Short problem — Your task is to gather the lines below that hold the string "灯光全关".

Listed records —
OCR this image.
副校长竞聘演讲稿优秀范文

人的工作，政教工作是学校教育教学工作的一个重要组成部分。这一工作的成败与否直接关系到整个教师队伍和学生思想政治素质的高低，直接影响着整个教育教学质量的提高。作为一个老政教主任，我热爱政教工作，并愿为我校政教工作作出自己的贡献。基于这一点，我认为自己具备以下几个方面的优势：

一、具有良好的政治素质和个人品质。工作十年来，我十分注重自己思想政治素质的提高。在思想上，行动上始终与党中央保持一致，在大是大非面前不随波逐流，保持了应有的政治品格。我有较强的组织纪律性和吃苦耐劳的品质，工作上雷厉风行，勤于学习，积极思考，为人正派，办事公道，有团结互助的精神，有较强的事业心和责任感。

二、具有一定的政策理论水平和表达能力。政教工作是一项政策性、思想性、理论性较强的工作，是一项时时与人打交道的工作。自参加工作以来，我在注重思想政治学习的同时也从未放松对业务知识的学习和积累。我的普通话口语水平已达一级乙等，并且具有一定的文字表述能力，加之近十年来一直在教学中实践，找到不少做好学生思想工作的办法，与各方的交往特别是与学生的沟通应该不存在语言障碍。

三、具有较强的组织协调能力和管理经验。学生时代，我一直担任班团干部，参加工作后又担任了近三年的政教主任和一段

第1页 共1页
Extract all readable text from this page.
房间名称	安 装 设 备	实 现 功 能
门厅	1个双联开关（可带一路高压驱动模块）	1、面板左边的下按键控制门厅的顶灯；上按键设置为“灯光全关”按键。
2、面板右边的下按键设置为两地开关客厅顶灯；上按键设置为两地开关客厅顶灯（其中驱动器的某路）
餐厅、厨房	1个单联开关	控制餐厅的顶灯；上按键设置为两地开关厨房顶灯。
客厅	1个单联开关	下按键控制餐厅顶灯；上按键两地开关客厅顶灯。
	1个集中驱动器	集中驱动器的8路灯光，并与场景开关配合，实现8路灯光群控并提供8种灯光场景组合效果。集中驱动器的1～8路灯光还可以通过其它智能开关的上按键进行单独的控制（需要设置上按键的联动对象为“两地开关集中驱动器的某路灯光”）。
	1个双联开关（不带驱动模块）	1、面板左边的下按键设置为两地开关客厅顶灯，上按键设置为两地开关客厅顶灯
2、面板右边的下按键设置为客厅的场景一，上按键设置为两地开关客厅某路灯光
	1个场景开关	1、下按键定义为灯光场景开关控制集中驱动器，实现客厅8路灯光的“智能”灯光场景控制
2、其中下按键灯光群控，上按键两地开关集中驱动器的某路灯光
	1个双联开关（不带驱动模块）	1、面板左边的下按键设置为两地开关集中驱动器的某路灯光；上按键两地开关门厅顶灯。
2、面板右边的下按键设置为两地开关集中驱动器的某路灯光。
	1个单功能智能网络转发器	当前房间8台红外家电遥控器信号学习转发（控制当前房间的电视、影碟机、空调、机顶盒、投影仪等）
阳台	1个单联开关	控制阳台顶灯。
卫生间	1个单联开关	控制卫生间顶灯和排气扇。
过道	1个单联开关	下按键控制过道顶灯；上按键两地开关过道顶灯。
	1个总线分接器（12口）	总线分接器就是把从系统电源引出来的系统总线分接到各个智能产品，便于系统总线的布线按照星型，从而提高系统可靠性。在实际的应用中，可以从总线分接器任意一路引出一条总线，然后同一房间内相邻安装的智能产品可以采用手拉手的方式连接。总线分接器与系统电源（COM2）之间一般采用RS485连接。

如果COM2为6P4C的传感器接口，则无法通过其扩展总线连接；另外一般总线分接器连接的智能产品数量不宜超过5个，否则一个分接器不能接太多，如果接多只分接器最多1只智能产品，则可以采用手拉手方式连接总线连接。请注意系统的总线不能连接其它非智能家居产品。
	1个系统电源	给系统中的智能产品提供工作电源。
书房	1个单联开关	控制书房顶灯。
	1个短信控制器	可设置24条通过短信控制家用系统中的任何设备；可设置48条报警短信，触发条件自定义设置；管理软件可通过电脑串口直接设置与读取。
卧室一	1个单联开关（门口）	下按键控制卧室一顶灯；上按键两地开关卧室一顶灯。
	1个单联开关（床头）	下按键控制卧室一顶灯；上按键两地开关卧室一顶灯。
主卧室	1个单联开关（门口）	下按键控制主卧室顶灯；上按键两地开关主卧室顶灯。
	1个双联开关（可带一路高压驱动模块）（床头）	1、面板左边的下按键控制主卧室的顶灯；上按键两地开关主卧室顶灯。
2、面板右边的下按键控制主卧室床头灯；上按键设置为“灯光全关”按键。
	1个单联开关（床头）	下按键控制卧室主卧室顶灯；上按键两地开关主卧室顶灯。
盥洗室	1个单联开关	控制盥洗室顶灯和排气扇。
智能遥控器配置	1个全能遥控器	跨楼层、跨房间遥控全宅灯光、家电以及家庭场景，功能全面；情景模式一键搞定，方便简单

Expected answer —
门厅	1个双联开关（可带一路高压驱动模块）	1、面板左边的下按键控制门厅的顶灯；上按键设置为“灯光全关”按键。
2、面板右边的下按键控制主卧室床头灯；上按键设置为“灯光全关”按键。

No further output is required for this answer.